* Aufgabenstellung *
Beantworten Sie anhand des folgenden Artikels zum Ehegatten-Splitting:
(a) Welches Gericht hat das Urteil gefällt?
(b) Welchem Gericht wurde die Klage eines Paares nicht zur Prüfung vorgelegt?
(c) Was kann laut den Finanzrichtern auch in einer Homo-Ehe von der Einkommenssteuer abgesetzt werden?

Kein Ehegatten-Splitting

Christian Brandl Von Christian Brandl

In einem aktuellen Urteil hat der Bundesfinanzhof entschieden, dass homosexuelle Paare die in einer eingetragenen Lebenspartnerschaft leben auch weiterhin keinen Anspruch auf das Ehegatten-Splitting haben. Man verstoße damit auch nicht gegen das verfassungsrechtliche Gleichheitsgebot. Das höchste deutsche Finanzgericht lehnte es damit auch ab, die Klage eines Paares dem Bundesverfassungsgericht zur Prüfung vorzulegen.

Der Gesetzgeber sei in Hinblick "auf den im Grundgesetz vorgesehenen besonderen Schutz der Ehe berechtigt, diese im Vergleich zu anderen Formen gemeinschaftlichen Zusammenlebens auch steuerlich besonders zu fördern", begründeten die Richter ihre Entscheidung. Das Argument der Kläger, dass die klassische Ehe mit der Homo-Ehe auch in Bezug auf Unterhaltsverpflichtungen gleichgestellt sei, ändere daran auch nichts. Die Finanzrichter wiesen darauf hin, dass auch in einer Homo-Ehe diese Unterhaltsverpflichtungen von der Einkommenssteuer abgesetzt werden könnten.

* Gegebene Daten *
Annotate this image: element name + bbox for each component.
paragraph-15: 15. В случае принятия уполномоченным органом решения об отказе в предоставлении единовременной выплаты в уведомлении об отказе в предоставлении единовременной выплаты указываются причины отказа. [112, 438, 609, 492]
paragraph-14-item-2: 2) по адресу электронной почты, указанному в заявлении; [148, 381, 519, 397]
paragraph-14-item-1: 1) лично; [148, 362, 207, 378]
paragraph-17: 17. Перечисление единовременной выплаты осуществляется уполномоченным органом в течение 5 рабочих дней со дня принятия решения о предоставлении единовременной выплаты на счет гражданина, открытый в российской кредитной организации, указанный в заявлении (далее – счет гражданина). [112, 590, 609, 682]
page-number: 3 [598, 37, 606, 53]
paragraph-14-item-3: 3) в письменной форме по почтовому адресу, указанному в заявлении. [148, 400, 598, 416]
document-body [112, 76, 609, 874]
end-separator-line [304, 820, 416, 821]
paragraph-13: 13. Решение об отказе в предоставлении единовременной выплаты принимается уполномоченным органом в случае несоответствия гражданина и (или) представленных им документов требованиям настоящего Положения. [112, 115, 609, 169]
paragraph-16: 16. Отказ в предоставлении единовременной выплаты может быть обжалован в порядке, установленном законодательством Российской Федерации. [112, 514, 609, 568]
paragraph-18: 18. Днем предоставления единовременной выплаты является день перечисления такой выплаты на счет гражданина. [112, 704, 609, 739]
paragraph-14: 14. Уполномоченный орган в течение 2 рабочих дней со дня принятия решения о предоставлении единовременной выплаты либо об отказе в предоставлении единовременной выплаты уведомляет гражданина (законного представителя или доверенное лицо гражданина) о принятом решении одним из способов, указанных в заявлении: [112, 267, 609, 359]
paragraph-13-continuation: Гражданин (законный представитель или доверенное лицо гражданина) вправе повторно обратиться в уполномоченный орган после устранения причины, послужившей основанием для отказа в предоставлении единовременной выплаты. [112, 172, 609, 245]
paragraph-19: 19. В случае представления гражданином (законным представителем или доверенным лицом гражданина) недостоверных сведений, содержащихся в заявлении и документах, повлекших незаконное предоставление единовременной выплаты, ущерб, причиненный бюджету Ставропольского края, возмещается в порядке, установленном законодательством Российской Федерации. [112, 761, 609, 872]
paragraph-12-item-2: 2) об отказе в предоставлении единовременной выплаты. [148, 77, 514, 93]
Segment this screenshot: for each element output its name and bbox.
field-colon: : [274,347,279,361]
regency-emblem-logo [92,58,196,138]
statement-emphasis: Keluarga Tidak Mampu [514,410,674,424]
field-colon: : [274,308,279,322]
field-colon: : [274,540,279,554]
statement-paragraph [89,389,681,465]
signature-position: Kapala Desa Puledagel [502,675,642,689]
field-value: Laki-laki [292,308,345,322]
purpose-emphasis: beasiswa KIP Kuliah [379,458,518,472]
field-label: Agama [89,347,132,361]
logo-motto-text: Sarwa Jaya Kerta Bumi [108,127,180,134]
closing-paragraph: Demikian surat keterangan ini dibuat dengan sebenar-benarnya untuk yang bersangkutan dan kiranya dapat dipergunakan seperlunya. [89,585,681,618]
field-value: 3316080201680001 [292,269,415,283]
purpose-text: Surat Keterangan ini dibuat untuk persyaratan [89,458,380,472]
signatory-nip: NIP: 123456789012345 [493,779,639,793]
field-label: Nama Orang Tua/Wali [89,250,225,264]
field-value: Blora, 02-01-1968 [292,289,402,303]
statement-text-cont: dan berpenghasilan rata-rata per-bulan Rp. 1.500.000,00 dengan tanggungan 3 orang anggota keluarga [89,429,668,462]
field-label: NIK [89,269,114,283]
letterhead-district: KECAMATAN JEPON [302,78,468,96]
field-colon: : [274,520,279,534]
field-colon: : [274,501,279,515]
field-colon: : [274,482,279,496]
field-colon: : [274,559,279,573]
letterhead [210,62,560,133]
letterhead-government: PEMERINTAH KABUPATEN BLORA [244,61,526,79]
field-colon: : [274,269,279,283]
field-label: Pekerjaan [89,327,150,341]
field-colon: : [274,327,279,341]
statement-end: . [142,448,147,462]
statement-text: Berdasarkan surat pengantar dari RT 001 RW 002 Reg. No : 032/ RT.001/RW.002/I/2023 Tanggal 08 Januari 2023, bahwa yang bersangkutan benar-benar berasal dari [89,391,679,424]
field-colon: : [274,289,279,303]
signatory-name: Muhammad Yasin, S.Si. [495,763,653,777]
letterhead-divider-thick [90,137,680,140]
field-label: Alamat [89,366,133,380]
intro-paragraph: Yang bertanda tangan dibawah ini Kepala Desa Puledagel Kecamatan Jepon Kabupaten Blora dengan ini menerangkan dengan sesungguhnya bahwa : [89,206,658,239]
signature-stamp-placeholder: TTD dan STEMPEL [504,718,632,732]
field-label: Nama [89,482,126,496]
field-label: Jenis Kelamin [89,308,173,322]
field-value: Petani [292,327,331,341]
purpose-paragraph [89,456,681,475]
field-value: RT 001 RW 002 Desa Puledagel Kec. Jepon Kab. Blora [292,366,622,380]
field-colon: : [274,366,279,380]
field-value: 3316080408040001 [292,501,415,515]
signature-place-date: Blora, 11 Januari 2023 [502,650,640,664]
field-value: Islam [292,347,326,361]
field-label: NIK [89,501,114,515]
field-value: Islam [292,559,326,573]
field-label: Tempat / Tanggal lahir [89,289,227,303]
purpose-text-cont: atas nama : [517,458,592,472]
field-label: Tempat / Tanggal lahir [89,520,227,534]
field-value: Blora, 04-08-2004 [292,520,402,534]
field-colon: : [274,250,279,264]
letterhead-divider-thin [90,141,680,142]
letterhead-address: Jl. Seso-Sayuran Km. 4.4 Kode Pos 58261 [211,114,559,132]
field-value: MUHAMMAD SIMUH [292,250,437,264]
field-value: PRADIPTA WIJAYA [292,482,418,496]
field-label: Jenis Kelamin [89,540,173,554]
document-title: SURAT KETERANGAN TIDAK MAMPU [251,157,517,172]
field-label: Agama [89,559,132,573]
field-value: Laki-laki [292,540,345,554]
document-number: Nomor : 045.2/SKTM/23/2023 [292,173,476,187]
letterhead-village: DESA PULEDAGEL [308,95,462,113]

* Ihre Antwort *
(a) Der Bundesfinanzhof.
(b) Dem Bundesverfassungsgericht.
(c) Die Unterhaltsverpflichtungen.